What is required
Each line below that contains "name" counts once; report the total and nothing more.

Supplied entries
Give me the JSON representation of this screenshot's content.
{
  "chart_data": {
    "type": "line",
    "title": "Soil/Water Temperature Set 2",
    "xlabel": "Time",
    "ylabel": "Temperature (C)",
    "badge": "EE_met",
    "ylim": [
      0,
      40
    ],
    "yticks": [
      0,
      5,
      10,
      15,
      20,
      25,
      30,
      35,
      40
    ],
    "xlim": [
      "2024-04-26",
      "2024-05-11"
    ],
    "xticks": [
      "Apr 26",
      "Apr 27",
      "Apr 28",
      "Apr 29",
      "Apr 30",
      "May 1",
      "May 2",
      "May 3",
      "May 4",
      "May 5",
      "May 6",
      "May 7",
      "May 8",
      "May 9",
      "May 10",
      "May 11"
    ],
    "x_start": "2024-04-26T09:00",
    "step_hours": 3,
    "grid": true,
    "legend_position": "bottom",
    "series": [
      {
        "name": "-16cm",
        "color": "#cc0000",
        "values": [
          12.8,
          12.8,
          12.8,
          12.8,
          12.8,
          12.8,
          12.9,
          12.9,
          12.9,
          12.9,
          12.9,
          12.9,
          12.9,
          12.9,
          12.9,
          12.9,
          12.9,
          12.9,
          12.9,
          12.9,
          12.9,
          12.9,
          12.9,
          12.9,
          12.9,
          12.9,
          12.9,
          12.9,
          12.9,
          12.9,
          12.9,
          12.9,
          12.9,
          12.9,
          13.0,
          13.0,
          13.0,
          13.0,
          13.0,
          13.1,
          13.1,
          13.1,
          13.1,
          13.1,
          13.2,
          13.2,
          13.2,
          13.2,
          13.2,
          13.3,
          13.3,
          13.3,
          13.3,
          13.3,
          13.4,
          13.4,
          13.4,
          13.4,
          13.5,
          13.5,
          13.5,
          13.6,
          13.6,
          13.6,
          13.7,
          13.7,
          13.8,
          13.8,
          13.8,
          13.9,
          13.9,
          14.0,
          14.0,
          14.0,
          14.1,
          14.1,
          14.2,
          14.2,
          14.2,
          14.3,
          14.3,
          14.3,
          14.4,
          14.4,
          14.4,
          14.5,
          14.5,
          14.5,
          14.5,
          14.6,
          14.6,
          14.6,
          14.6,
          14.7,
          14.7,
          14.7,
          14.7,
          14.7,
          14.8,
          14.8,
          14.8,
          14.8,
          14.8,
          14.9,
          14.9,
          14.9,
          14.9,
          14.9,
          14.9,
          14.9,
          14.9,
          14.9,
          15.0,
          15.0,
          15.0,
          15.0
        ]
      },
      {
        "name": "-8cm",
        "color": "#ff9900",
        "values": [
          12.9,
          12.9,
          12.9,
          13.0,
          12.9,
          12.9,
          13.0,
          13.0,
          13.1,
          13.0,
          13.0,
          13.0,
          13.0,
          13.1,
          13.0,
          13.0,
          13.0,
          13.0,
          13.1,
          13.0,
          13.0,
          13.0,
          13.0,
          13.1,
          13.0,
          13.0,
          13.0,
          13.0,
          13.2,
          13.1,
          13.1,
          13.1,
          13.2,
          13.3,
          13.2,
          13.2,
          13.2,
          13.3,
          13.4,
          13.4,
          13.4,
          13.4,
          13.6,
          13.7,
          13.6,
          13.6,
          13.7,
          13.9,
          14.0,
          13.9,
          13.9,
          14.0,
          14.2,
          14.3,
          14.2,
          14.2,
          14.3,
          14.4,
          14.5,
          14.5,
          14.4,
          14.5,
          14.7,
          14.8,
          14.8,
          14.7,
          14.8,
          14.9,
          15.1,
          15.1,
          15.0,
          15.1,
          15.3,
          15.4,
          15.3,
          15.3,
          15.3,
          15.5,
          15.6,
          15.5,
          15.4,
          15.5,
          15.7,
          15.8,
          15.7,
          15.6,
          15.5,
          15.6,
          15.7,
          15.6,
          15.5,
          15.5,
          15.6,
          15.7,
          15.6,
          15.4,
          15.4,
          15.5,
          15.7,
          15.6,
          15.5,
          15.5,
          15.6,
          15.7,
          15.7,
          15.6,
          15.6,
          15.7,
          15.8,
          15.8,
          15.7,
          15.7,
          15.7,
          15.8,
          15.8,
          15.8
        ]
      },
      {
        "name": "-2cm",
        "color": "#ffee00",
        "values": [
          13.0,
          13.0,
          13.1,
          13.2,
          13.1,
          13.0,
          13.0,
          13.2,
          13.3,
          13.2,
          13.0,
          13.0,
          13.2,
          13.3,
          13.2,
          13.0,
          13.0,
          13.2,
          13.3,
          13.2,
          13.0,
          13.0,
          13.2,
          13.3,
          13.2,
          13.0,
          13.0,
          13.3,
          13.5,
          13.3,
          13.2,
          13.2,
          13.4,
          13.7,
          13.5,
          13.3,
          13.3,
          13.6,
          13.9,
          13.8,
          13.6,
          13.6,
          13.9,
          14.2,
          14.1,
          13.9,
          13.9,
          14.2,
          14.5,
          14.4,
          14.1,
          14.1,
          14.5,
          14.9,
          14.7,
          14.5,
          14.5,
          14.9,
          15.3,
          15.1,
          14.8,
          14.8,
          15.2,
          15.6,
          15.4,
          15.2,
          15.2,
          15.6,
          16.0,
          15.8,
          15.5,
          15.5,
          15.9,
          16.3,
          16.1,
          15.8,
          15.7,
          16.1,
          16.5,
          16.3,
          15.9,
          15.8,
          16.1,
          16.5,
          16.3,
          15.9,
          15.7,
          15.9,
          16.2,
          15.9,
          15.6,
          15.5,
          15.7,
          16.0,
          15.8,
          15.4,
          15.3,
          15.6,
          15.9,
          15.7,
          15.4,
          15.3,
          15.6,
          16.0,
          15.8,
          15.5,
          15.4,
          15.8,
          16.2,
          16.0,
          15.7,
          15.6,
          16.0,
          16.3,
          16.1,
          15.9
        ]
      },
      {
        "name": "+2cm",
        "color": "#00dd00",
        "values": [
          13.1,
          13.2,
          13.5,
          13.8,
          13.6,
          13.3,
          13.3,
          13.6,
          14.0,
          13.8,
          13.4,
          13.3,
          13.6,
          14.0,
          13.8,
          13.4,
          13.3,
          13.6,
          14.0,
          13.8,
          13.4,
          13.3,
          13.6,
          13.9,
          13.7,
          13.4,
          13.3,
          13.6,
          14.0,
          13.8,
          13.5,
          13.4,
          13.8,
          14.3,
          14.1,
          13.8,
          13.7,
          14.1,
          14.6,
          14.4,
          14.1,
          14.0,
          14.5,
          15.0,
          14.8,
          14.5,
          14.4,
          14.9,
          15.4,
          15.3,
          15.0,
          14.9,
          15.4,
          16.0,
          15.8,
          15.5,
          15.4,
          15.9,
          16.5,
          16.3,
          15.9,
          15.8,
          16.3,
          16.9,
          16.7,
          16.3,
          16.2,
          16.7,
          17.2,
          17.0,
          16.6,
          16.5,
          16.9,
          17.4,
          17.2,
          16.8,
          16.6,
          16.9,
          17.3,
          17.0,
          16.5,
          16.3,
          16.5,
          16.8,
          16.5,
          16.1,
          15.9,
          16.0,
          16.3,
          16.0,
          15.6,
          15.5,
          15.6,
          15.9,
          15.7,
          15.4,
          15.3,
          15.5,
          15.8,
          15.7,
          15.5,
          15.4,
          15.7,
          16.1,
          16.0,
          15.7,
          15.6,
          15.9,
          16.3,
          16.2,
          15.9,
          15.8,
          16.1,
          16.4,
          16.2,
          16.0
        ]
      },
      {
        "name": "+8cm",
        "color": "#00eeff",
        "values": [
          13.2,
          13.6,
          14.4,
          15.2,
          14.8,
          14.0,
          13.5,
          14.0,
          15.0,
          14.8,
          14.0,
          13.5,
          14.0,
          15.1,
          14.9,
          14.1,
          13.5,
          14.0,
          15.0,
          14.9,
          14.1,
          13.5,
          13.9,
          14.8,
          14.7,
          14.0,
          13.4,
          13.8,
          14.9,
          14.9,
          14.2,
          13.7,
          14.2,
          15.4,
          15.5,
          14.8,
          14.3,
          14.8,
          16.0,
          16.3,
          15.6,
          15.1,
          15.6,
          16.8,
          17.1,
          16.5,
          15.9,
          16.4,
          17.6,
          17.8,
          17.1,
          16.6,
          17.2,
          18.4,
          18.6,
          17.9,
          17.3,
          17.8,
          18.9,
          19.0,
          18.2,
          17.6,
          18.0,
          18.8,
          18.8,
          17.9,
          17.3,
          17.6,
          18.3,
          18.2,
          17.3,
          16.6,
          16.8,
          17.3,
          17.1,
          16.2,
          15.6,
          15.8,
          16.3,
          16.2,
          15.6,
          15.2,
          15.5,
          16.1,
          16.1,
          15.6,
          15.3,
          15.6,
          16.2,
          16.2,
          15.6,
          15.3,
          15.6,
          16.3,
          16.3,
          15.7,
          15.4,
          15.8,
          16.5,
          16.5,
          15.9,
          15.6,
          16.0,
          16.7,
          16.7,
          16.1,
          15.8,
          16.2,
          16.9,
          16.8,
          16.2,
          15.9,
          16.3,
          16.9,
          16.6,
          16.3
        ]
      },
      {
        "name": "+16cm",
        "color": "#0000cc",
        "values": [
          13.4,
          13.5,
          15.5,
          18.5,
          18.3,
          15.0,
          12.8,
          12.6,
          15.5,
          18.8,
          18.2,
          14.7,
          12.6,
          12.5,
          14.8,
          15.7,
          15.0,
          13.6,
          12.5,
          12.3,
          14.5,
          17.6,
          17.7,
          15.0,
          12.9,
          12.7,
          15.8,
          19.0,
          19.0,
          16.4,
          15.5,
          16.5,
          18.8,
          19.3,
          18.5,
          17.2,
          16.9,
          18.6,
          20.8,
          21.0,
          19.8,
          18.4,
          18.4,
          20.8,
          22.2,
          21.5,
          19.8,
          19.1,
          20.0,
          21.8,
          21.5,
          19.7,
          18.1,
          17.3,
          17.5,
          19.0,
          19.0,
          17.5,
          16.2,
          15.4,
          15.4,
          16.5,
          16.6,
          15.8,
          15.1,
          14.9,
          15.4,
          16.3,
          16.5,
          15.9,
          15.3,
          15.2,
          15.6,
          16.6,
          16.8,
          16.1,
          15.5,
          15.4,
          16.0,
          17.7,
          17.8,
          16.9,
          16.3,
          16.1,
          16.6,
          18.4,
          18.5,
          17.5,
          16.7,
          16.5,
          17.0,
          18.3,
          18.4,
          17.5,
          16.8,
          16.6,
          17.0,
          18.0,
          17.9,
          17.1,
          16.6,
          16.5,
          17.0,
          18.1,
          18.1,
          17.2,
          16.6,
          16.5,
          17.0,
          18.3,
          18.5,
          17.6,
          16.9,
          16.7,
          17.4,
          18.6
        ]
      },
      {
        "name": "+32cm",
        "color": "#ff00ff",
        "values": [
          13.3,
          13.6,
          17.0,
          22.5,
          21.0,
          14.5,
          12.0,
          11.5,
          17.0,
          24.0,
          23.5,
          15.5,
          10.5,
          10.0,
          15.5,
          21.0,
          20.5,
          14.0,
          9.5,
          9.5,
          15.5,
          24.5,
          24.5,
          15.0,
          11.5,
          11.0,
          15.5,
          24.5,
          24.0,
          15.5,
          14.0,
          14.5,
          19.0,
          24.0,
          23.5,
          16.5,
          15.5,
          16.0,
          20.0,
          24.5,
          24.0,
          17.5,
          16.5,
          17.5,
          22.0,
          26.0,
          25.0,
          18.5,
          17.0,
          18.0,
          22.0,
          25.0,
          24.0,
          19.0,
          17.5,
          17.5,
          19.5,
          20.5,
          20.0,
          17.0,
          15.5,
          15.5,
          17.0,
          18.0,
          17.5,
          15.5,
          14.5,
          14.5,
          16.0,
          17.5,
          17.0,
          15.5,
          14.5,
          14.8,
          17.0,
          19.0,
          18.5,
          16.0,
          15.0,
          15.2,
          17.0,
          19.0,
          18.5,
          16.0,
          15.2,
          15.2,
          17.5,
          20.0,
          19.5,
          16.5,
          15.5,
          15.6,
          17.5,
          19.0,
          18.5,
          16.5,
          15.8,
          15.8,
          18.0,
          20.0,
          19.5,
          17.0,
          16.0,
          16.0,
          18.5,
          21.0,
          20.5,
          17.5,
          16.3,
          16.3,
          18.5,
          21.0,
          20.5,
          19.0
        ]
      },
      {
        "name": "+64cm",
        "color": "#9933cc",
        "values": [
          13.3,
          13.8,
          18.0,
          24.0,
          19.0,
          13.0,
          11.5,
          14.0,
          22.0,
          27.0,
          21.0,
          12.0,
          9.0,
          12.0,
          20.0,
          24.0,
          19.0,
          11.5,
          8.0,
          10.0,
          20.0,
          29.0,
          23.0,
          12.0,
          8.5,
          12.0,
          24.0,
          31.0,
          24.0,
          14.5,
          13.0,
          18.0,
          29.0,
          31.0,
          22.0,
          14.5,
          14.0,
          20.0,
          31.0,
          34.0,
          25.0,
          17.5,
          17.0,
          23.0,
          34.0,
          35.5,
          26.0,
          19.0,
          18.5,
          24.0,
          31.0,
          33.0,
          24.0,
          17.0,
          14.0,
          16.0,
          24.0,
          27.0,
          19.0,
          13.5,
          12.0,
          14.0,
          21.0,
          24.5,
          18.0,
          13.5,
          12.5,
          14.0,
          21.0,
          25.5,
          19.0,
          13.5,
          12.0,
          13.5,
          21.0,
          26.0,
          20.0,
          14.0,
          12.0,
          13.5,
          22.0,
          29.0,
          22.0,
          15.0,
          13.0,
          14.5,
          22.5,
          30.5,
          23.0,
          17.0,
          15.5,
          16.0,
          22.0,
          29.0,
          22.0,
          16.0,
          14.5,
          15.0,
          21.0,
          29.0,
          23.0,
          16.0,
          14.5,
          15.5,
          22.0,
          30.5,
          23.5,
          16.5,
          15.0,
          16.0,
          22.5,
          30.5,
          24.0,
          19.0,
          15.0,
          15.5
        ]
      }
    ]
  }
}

Expected answer
8